Extract the records from the start through the line with "description-value <box>327 400 1078 433</box>", inclusive, and repeat those lines exactly.
— Start Recorded data —
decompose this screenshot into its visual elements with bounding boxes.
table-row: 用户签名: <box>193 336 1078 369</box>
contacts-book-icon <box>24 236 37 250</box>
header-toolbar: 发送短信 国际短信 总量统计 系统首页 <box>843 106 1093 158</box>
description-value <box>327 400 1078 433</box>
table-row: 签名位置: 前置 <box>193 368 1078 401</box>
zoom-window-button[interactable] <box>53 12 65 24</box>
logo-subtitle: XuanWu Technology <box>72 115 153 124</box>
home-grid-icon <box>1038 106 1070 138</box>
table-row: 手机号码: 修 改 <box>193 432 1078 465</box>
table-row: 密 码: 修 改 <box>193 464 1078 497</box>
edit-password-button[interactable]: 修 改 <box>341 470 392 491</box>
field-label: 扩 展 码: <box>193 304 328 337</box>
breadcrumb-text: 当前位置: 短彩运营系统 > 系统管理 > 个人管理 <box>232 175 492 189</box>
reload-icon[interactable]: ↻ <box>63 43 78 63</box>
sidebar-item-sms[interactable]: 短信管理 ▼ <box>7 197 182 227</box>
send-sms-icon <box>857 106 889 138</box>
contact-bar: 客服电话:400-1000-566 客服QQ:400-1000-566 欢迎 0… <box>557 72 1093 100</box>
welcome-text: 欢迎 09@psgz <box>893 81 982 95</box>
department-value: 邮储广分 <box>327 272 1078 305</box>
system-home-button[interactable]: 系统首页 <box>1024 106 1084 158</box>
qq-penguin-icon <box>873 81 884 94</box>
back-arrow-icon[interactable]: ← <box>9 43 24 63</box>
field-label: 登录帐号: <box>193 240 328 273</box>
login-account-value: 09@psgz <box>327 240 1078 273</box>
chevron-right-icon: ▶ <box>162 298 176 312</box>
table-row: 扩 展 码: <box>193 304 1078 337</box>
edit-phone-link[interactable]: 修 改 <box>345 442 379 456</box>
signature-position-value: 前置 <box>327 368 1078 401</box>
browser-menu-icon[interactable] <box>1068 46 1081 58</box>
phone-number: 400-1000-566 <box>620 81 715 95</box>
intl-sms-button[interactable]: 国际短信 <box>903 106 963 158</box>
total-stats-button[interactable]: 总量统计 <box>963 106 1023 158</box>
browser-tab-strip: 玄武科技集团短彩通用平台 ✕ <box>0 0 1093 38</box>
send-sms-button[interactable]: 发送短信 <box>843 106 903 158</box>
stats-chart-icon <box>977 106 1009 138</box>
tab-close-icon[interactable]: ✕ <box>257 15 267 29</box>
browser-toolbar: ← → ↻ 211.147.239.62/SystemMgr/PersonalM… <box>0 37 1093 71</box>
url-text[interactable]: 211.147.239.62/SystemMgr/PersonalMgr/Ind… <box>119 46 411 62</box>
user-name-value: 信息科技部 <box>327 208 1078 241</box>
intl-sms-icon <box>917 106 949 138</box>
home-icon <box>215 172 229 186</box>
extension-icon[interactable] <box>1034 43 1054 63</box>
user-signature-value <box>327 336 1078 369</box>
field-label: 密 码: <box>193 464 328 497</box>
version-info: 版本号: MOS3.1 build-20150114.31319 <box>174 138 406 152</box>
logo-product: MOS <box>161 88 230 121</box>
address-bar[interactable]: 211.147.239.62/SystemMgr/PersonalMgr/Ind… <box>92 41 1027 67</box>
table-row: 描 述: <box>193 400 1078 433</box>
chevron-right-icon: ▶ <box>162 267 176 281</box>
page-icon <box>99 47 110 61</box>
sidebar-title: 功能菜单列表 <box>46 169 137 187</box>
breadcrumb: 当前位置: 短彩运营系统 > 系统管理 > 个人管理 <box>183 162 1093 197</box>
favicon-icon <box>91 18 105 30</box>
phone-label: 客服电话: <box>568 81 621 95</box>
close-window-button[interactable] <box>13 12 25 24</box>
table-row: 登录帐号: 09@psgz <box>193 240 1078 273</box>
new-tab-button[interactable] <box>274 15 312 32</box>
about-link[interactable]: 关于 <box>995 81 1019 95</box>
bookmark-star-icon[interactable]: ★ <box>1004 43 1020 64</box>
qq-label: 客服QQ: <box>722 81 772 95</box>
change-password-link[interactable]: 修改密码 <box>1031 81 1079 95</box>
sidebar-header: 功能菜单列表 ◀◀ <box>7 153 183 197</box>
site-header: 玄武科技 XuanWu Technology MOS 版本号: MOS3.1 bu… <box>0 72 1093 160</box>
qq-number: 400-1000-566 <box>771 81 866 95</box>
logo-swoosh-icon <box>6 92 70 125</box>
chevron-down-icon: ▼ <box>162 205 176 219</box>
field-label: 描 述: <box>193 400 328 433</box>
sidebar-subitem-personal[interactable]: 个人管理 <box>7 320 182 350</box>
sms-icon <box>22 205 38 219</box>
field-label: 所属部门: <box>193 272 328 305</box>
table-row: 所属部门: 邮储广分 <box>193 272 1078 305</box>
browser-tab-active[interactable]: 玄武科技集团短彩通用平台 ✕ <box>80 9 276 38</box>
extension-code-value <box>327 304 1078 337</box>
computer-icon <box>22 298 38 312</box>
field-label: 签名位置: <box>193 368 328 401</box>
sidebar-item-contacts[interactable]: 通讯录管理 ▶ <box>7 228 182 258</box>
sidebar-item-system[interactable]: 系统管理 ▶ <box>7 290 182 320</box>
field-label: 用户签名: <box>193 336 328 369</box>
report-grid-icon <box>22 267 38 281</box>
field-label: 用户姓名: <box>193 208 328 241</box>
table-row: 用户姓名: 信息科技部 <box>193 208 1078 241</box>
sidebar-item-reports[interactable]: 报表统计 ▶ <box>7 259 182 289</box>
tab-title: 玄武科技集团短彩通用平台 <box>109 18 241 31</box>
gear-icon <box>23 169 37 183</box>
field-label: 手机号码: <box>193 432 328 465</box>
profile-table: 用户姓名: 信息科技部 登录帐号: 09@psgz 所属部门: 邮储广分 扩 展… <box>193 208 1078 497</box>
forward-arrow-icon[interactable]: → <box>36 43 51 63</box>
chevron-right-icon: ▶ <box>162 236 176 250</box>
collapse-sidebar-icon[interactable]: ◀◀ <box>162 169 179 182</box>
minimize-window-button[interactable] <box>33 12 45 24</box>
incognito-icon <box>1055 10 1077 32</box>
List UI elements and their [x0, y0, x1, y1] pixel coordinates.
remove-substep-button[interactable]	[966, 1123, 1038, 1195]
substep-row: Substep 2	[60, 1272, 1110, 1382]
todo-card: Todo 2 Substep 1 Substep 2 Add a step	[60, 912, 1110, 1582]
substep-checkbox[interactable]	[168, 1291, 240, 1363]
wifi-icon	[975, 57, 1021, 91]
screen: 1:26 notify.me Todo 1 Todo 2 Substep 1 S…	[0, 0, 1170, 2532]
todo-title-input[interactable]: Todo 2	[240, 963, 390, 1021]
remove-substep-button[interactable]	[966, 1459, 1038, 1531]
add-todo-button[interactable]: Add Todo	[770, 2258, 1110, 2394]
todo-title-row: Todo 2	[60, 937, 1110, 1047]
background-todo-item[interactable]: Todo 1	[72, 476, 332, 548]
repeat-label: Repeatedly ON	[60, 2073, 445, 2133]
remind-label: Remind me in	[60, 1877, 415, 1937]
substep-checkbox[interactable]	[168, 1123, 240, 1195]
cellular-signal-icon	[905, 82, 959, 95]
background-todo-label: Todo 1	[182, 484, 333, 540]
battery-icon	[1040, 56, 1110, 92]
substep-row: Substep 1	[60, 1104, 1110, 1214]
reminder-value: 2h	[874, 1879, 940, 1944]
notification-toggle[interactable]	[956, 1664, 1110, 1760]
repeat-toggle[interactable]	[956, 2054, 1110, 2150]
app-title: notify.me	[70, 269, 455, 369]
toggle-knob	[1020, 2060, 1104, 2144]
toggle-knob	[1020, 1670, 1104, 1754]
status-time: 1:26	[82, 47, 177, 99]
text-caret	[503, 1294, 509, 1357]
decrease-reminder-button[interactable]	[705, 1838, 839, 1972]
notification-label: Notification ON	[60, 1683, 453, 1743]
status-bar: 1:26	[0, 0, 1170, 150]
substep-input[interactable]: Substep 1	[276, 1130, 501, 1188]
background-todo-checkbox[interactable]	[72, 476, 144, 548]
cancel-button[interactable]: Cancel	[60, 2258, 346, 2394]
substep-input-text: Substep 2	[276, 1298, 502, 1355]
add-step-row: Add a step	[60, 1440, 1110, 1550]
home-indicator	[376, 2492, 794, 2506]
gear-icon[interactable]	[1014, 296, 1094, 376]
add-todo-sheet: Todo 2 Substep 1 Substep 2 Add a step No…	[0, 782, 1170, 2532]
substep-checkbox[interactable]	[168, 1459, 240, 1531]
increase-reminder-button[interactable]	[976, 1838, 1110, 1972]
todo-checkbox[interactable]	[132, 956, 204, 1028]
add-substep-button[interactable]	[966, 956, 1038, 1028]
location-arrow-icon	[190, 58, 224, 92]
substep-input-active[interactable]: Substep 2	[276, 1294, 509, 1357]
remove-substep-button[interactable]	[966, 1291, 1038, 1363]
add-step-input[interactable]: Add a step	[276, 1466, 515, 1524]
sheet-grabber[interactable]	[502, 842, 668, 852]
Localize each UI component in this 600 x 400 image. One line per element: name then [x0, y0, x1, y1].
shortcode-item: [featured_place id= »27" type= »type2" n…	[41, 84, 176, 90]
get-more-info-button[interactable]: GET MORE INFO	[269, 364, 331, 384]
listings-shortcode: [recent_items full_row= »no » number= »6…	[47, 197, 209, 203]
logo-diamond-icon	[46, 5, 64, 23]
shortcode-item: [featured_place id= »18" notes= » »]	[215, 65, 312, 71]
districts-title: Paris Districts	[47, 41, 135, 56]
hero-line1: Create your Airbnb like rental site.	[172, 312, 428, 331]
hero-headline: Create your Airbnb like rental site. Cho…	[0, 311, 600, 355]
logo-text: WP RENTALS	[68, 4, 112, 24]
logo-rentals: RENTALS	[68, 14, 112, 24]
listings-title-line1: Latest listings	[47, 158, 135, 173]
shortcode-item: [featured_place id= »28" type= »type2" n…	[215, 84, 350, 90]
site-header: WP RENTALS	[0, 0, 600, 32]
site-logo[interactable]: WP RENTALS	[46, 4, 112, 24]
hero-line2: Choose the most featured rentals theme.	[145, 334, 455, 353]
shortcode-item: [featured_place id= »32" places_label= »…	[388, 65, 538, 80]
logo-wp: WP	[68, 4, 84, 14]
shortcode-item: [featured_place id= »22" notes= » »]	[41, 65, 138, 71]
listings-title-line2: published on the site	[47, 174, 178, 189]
— End Recorded data —
▸ The result:
decompose this screenshot into its visual elements with bounding boxes.
table-row: 用户签名: <box>193 336 1078 369</box>
contacts-book-icon <box>24 236 37 250</box>
header-toolbar: 发送短信 国际短信 总量统计 系统首页 <box>843 106 1093 158</box>
description-value <box>327 400 1078 433</box>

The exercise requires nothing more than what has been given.